**Data records:**
┏━━
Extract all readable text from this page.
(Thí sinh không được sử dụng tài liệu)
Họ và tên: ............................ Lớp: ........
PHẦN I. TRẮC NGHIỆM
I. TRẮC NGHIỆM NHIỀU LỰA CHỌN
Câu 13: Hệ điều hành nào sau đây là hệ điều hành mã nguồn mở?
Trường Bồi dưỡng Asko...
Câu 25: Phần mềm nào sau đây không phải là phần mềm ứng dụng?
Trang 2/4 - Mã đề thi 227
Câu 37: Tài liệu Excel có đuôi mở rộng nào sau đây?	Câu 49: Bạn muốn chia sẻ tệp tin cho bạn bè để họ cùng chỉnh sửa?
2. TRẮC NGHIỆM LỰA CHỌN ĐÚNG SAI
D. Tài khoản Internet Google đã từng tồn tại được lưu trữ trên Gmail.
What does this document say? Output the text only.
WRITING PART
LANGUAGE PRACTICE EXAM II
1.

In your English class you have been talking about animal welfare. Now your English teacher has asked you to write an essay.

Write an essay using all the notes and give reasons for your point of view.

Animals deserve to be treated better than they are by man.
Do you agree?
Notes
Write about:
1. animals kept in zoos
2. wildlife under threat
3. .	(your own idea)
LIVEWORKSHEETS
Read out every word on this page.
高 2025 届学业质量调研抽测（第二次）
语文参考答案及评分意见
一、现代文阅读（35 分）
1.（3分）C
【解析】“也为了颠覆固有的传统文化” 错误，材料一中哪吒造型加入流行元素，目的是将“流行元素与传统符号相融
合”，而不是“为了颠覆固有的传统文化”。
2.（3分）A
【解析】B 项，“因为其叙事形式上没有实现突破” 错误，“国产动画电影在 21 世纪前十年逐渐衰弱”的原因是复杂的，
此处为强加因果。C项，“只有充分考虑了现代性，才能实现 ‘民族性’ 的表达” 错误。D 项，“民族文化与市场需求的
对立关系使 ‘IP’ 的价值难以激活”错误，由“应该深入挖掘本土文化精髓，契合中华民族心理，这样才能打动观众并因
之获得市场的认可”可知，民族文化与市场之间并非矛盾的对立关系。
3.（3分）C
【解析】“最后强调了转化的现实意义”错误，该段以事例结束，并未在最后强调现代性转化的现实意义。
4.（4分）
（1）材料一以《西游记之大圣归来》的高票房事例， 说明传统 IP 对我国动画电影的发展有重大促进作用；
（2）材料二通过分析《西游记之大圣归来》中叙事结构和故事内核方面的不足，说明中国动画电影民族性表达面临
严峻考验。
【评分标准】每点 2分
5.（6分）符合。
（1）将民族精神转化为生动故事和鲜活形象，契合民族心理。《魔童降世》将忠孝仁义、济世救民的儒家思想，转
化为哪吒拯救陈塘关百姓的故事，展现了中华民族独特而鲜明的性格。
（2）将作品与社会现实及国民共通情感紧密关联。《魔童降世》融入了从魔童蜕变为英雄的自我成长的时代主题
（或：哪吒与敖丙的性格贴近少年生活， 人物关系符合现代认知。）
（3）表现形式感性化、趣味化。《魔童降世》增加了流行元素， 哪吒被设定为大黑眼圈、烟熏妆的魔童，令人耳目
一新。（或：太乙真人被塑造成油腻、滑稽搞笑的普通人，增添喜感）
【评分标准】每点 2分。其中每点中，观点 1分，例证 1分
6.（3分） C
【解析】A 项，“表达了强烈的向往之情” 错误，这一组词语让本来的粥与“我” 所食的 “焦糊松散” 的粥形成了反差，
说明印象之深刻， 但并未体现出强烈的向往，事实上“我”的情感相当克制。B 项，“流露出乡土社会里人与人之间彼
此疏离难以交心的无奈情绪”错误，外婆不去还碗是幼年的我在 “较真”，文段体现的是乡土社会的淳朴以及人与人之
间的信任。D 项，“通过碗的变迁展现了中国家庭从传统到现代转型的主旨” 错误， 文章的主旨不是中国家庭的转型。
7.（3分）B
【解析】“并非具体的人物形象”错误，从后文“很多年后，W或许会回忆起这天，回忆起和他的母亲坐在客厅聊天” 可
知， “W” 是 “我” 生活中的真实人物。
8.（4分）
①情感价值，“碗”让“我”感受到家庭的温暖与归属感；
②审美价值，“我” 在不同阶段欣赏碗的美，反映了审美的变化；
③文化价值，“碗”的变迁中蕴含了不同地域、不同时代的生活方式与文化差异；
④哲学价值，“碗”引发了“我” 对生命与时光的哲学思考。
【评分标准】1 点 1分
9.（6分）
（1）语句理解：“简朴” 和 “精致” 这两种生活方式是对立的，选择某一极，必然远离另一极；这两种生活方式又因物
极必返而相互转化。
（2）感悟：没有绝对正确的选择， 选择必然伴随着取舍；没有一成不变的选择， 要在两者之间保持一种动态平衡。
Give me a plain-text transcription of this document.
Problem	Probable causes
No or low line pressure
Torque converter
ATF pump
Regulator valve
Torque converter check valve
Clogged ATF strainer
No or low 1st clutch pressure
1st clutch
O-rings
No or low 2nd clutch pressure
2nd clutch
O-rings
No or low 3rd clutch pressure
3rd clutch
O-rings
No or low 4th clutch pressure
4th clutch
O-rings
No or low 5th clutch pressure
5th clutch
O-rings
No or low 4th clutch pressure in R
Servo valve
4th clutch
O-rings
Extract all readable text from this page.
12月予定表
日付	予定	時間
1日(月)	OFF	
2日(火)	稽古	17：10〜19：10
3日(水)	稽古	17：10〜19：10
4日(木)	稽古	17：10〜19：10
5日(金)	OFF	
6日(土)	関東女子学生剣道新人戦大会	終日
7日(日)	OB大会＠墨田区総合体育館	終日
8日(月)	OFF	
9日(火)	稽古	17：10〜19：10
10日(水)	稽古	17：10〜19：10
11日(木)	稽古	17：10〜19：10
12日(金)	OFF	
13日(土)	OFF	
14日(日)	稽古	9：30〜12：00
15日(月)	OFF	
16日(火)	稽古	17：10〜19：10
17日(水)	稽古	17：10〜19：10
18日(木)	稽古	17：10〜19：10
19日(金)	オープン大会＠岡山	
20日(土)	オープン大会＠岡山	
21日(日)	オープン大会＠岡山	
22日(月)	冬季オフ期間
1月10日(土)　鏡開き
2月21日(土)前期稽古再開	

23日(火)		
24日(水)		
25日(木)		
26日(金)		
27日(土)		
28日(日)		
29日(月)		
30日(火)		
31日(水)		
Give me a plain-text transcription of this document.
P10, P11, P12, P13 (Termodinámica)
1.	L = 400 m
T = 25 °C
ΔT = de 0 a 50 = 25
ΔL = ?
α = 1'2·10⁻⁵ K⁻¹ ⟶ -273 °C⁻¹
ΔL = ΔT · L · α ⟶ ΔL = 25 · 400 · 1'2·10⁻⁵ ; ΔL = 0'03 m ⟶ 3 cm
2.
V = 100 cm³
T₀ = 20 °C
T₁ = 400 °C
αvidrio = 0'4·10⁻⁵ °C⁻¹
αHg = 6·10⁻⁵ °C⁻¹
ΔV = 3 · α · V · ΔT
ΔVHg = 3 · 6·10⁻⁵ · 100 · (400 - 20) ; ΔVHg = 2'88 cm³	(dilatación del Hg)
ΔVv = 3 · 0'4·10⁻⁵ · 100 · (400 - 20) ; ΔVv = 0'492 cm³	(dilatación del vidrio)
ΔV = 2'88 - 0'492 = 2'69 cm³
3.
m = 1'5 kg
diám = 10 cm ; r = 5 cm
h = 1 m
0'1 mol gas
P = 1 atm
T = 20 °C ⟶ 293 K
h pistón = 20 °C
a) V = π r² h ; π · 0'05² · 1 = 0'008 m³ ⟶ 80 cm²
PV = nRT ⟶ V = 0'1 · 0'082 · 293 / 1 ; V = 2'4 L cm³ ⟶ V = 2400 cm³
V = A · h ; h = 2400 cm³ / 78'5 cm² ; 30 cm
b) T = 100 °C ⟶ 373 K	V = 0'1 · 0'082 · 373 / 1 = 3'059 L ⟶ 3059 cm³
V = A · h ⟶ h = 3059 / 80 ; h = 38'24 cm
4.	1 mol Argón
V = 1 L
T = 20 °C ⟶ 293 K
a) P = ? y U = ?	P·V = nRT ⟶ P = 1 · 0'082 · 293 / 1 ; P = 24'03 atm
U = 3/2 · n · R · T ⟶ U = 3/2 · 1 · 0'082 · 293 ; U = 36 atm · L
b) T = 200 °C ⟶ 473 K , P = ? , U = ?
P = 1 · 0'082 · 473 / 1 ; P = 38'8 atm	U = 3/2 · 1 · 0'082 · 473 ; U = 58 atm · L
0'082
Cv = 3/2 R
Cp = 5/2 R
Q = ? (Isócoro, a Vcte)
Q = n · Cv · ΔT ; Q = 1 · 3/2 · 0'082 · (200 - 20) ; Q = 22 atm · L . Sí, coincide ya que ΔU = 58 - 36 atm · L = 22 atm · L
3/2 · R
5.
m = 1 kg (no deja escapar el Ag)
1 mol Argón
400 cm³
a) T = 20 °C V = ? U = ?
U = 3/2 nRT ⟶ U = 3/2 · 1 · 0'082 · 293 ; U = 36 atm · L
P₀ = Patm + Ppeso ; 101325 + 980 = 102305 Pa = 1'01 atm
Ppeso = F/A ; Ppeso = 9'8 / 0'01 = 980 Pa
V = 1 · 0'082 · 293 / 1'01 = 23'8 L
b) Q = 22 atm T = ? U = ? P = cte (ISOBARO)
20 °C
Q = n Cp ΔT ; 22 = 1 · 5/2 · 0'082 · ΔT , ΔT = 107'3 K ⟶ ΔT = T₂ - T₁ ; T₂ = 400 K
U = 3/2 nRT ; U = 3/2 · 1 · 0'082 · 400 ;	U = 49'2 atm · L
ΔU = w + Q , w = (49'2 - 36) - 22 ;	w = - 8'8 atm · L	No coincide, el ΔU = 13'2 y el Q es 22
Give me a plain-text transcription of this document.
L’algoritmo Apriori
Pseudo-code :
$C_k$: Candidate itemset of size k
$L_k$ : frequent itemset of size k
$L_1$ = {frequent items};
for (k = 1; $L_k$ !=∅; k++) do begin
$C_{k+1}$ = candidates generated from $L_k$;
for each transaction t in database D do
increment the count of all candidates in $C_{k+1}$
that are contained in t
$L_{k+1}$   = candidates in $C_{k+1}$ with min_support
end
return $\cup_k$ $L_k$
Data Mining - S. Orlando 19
┗━━
**TASK INSTRUCTIONS:** Extract all lines from the data in which "frequent" is found.

**WRITTEN RESPONSE:**
$L_k$ : frequent itemset of size k
$L_1$ = {frequent items};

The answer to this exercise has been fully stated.